- **Source excerpt**:
Saturday, March 1, 2008

A Pew Study or a pee-ewe study?

My two most favorite things of newspaper reading are: number one - the Sunday morning Vindicator. (I used to read the "funnies" first. Now I never read them. I read the Business section first, then the Technology section.) The second most favorite - the Saturday morning Vindicator - I read the Religion section religiously. I like to see the "take" the local Vindicator and the Associated Press present on whats happening in the area of spirituality. ( I know - I'm not "normal"; I'll also tell you this - I never read the Sports section.)

Well, this morning there was the recent findings of a interesting study of the Pew Forum of Religion and Public Life. The survey confirms the "no-brainer" hunch that denominational loyalty is fraying.

I found a very provocative comment in the article by the Rev. Eileen Lindner, a Presbyterian minister - "As with most things for Americans religion is a consumer product. So it's not brand loyalty you can rely on. It's marketing, location, and other things. Denominations have been slow to react to that."

Some interesting tidbits I found in the article:
  • Many Americans don't want to be associated with with denominations even if they belong to one. (This would definitely include me. (I'll tell you this but don't tell anyone else - I'm a part of a Nazarene church!)

- **Given problem**: In the blog post about the Pew study, who called religion a consumer product for Americans?

- **Stored data**:
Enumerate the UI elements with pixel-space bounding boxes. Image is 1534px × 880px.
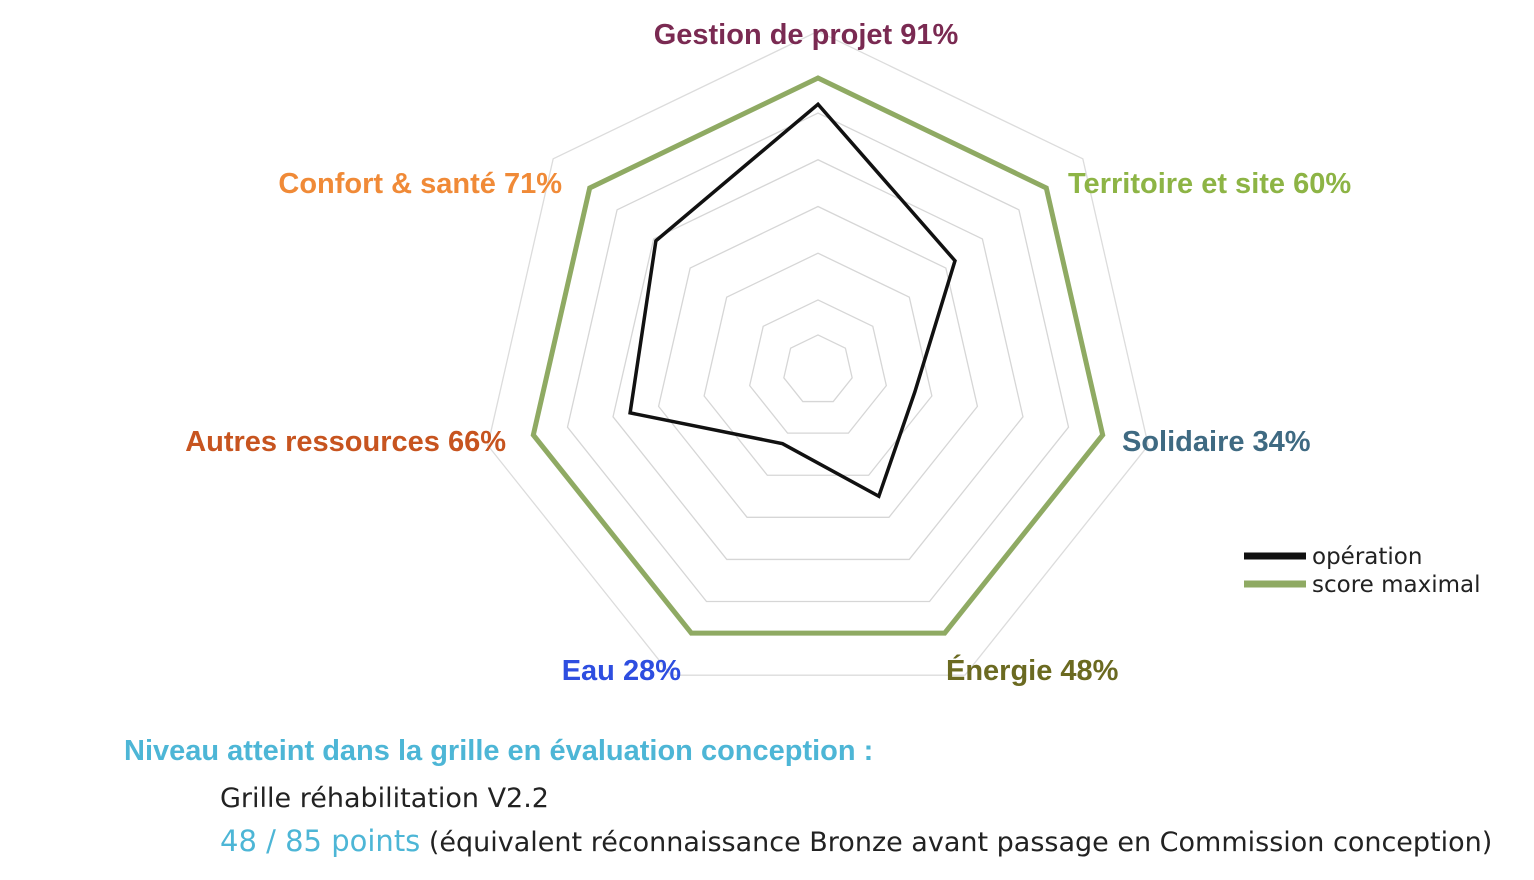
axis-label: Autres ressources 66% [185,426,506,458]
axis-label: Eau 28% [562,655,681,687]
axis-label: Territoire et site 60% [1068,168,1351,200]
grid-ring [657,205,979,518]
grid-ring-outer [487,30,1149,676]
grid-ring [566,112,1070,603]
axis-label: Gestion de projet 91% [654,19,959,51]
grid-ring [532,77,1104,634]
legend-label: opération [1312,544,1422,570]
radar-grid [487,30,1149,676]
axis-label: Confort & santé 71% [278,168,562,200]
axis-label: Solidaire 34% [1122,426,1311,458]
axis-labels: Gestion de projet 91% Territoire et site … [185,19,1351,687]
axis-label: Énergie 48% [946,653,1119,687]
series-score-maximal [530,75,1106,636]
grid-ring [783,334,853,403]
grid-ring [748,299,888,434]
grid-ring [703,252,933,476]
radar-series [530,75,1106,636]
grid-ring [612,159,1024,561]
series-operation [628,101,957,499]
legend-label: score maximal [1312,572,1481,598]
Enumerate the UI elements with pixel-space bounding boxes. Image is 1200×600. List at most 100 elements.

- **Worked answer**: The Rev. Eileen Lindner, a Presbyterian minister.